▶ **Stated problem**
Output all entries verbatim. Skip pictures.

--- begin ---

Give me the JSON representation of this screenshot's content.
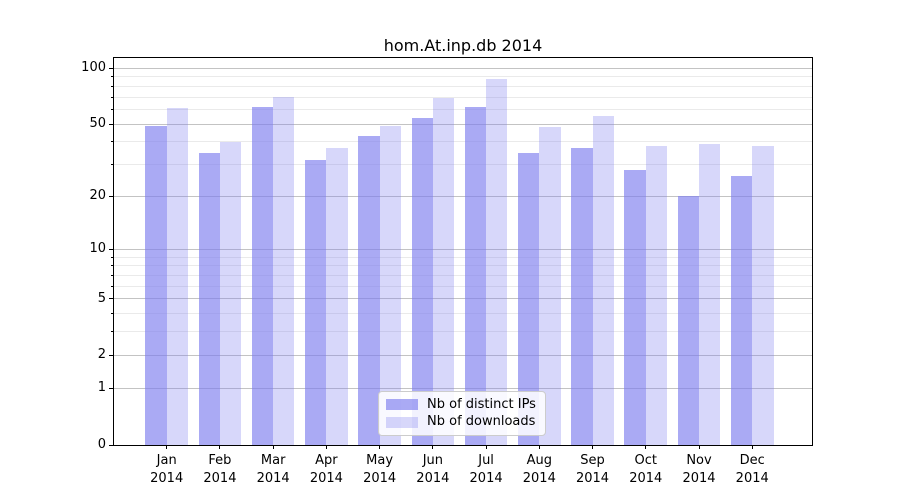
{
  "chart_data": {
    "type": "bar",
    "title": "hom.At.inp.db 2014",
    "categories": [
      "Jan",
      "Feb",
      "Mar",
      "Apr",
      "May",
      "Jun",
      "Jul",
      "Aug",
      "Sep",
      "Oct",
      "Nov",
      "Dec"
    ],
    "year_label": "2014",
    "series": [
      {
        "name": "Nb of distinct IPs",
        "values": [
          49,
          35,
          62,
          32,
          43,
          54,
          62,
          35,
          37,
          28,
          20,
          26
        ],
        "color": "rgba(124,124,238,0.65)"
      },
      {
        "name": "Nb of downloads",
        "values": [
          61,
          40,
          70,
          37,
          49,
          69,
          88,
          48,
          55,
          38,
          39,
          38
        ],
        "color": "rgba(124,124,238,0.30)"
      }
    ],
    "yscale": "log1p",
    "ylim": [
      0,
      115
    ],
    "y_major_ticks": [
      0,
      1,
      2,
      5,
      10,
      20,
      50,
      100
    ],
    "y_minor_ticks": [
      3,
      4,
      6,
      7,
      8,
      9,
      30,
      40,
      60,
      70,
      80,
      90
    ],
    "grid": "horizontal-behind-bars",
    "legend_position": "lower center",
    "xlabel": "",
    "ylabel": ""
  },
  "colors": {
    "background": "#ffffff",
    "bar_base": "#7c7cee",
    "major_grid": "#c3c3c3",
    "minor_grid": "#eaeaea",
    "spine": "#000000",
    "legend_border": "#cccccc"
  }
}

--- end ---

▶ **The result**
Give me the JSON representation of this screenshot's content.
{
  "chart_data": {
    "type": "bar",
    "title": "hom.At.inp.db 2014",
    "categories": [
      "Jan",
      "Feb",
      "Mar",
      "Apr",
      "May",
      "Jun",
      "Jul",
      "Aug",
      "Sep",
      "Oct",
      "Nov",
      "Dec"
    ],
    "year_label": "2014",
    "series": [
      {
        "name": "Nb of distinct IPs",
        "values": [
          49,
          35,
          62,
          32,
          43,
          54,
          62,
          35,
          37,
          28,
          20,
          26
        ],
        "color": "rgba(124,124,238,0.65)"
      },
      {
        "name": "Nb of downloads",
        "values": [
          61,
          40,
          70,
          37,
          49,
          69,
          88,
          48,
          55,
          38,
          39,
          38
        ],
        "color": "rgba(124,124,238,0.30)"
      }
    ],
    "yscale": "log1p",
    "ylim": [
      0,
      115
    ],
    "y_major_ticks": [
      0,
      1,
      2,
      5,
      10,
      20,
      50,
      100
    ],
    "y_minor_ticks": [
      3,
      4,
      6,
      7,
      8,
      9,
      30,
      40,
      60,
      70,
      80,
      90
    ],
    "grid": "horizontal-behind-bars",
    "legend_position": "lower center",
    "xlabel": "",
    "ylabel": ""
  },
  "colors": {
    "background": "#ffffff",
    "bar_base": "#7c7cee",
    "major_grid": "#c3c3c3",
    "minor_grid": "#eaeaea",
    "spine": "#000000",
    "legend_border": "#cccccc"
  }
}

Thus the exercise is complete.